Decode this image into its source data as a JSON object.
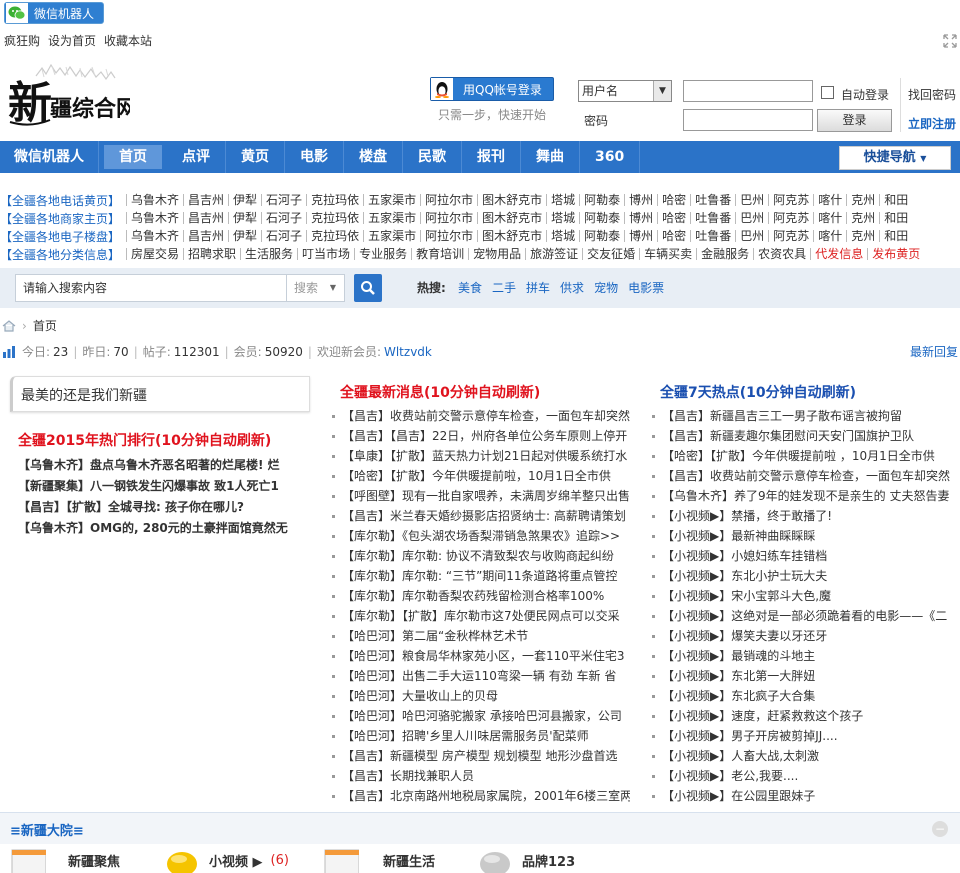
{
  "top": {
    "wechat_label": "微信机器人",
    "links": [
      "疯狂购",
      "设为首页",
      "收藏本站"
    ]
  },
  "login": {
    "qq_label": "用QQ帐号登录",
    "qq_tip": "只需一步，快速开始",
    "user_select": "用户名",
    "password_label": "密码",
    "auto_login": "自动登录",
    "login_button": "登录",
    "find_password": "找回密码",
    "register": "立即注册"
  },
  "nav": {
    "items": [
      "微信机器人",
      "首页",
      "点评",
      "黄页",
      "电影",
      "楼盘",
      "民歌",
      "报刊",
      "舞曲",
      "360"
    ],
    "quick": "快捷导航"
  },
  "regions": [
    {
      "label": "【全疆各地电话黄页】",
      "items": [
        "乌鲁木齐",
        "昌吉州",
        "伊犁",
        "石河子",
        "克拉玛依",
        "五家渠市",
        "阿拉尔市",
        "图木舒克市",
        "塔城",
        "阿勒泰",
        "博州",
        "哈密",
        "吐鲁番",
        "巴州",
        "阿克苏",
        "喀什",
        "克州",
        "和田"
      ]
    },
    {
      "label": "【全疆各地商家主页】",
      "items": [
        "乌鲁木齐",
        "昌吉州",
        "伊犁",
        "石河子",
        "克拉玛依",
        "五家渠市",
        "阿拉尔市",
        "图木舒克市",
        "塔城",
        "阿勒泰",
        "博州",
        "哈密",
        "吐鲁番",
        "巴州",
        "阿克苏",
        "喀什",
        "克州",
        "和田"
      ]
    },
    {
      "label": "【全疆各地电子楼盘】",
      "items": [
        "乌鲁木齐",
        "昌吉州",
        "伊犁",
        "石河子",
        "克拉玛依",
        "五家渠市",
        "阿拉尔市",
        "图木舒克市",
        "塔城",
        "阿勒泰",
        "博州",
        "哈密",
        "吐鲁番",
        "巴州",
        "阿克苏",
        "喀什",
        "克州",
        "和田"
      ]
    },
    {
      "label": "【全疆各地分类信息】",
      "items": [
        "房屋交易",
        "招聘求职",
        "生活服务",
        "叮当市场",
        "专业服务",
        "教育培训",
        "宠物用品",
        "旅游签证",
        "交友征婚",
        "车辆买卖",
        "金融服务",
        "农资农具"
      ],
      "red_items": [
        "代发信息",
        "发布黄页"
      ]
    }
  ],
  "search": {
    "placeholder": "请输入搜索内容",
    "type": "搜索",
    "hot_label": "热搜:",
    "hot_links": [
      "美食",
      "二手",
      "拼车",
      "供求",
      "宠物",
      "电影票"
    ]
  },
  "breadcrumb": {
    "home": "首页"
  },
  "stats": {
    "today_label": "今日:",
    "today": "23",
    "yesterday_label": "昨日:",
    "yesterday": "70",
    "posts_label": "帖子:",
    "posts": "112301",
    "members_label": "会员:",
    "members": "50920",
    "welcome": "欢迎新会员:",
    "new_member": "Wltzvdk",
    "latest_reply": "最新回复"
  },
  "left": {
    "tab_title": "最美的还是我们新疆",
    "hot_title": "全疆2015年热门排行(10分钟自动刷新)",
    "hot_items": [
      "【乌鲁木齐】盘点乌鲁木齐恶名昭著的烂尾楼! 烂",
      "【新疆聚集】八一钢铁发生闪爆事故 致1人死亡1",
      "【昌吉】【扩散】全城寻找: 孩子你在哪儿?",
      "【乌鲁木齐】OMG的, 280元的土豪拌面馆竟然无"
    ]
  },
  "middle": {
    "title": "全疆最新消息(10分钟自动刷新)",
    "items": [
      "【昌吉】收费站前交警示意停车检查，一面包车却突然",
      "【昌吉】【昌吉】22日，州府各单位公务车原则上停开",
      "【阜康】【扩散】蓝天热力计划21日起对供暖系统打水",
      "【哈密】【扩散】今年供暖提前啦，10月1日全市供",
      "【呼图壁】现有一批自家喂养，未满周岁绵羊整只出售",
      "【昌吉】米兰春天婚纱摄影店招贤纳士: 高薪聘请策划",
      "【库尔勒】《包头湖农场香梨滞销急煞果农》追踪>>",
      "【库尔勒】库尔勒: 协议不清致梨农与收购商起纠纷",
      "【库尔勒】库尔勒: “三节”期间11条道路将重点管控",
      "【库尔勒】库尔勒香梨农药残留检测合格率100%",
      "【库尔勒】【扩散】库尔勒市这7处便民网点可以交采",
      "【哈巴河】第二届“金秋桦林艺术节",
      "【哈巴河】粮食局华林家苑小区，一套110平米住宅3",
      "【哈巴河】出售二手大运110弯梁一辆 有劲 车新 省",
      "【哈巴河】大量收山上的贝母",
      "【哈巴河】哈巴河骆驼搬家 承接哈巴河县搬家，公司",
      "【哈巴河】招聘'乡里人川味居需服务员'配菜师",
      "【昌吉】新疆模型 房产模型 规划模型 地形沙盘首选",
      "【昌吉】长期找兼职人员",
      "【昌吉】北京南路州地税局家属院，2001年6楼三室两"
    ]
  },
  "right": {
    "title": "全疆7天热点(10分钟自动刷新)",
    "items": [
      "【昌吉】新疆昌吉三工一男子散布谣言被拘留",
      "【昌吉】新疆麦趣尔集团慰问天安门国旗护卫队",
      "【哈密】【扩散】今年供暖提前啦 ，10月1日全市供",
      "【昌吉】收费站前交警示意停车检查，一面包车却突然",
      "【乌鲁木齐】养了9年的娃发现不是亲生的 丈夫怒告妻",
      "【小视频▶】禁播，终于敢播了!",
      "【小视频▶】最新神曲睬睬睬",
      "【小视频▶】小媳妇练车挂错档",
      "【小视频▶】东北小护士玩大夫",
      "【小视频▶】宋小宝郭斗大色,魔",
      "【小视频▶】这绝对是一部必须跪着看的电影——《二",
      "【小视频▶】爆笑夫妻以牙还牙",
      "【小视频▶】最销魂的斗地主",
      "【小视频▶】东北第一大胖妞",
      "【小视频▶】东北疯子大合集",
      "【小视频▶】速度，赶紧救救这个孩子",
      "【小视频▶】男子开房被剪掉JJ....",
      "【小视频▶】人畜大战,太刺激",
      "【小视频▶】老公,我要....",
      "【小视频▶】在公园里跟妹子"
    ]
  },
  "forum": {
    "title": "≡新疆大院≡",
    "items": [
      {
        "name": "新疆聚焦",
        "count": ""
      },
      {
        "name": "小视频 ▶",
        "count": "(6)"
      },
      {
        "name": "新疆生活",
        "count": ""
      },
      {
        "name": "品牌123",
        "count": ""
      }
    ]
  },
  "colors": {
    "brand_blue": "#2b73c8",
    "hot_red": "#e0131e"
  }
}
========
SHORT EXERCISE: Look above for every line with the word "今年供暖提前啦" and copy it.

ANSWER TO THIS PROBLEM:
      "【哈密】【扩散】今年供暖提前啦，10月1日全市供",
      "【哈密】【扩散】今年供暖提前啦 ，10月1日全市供",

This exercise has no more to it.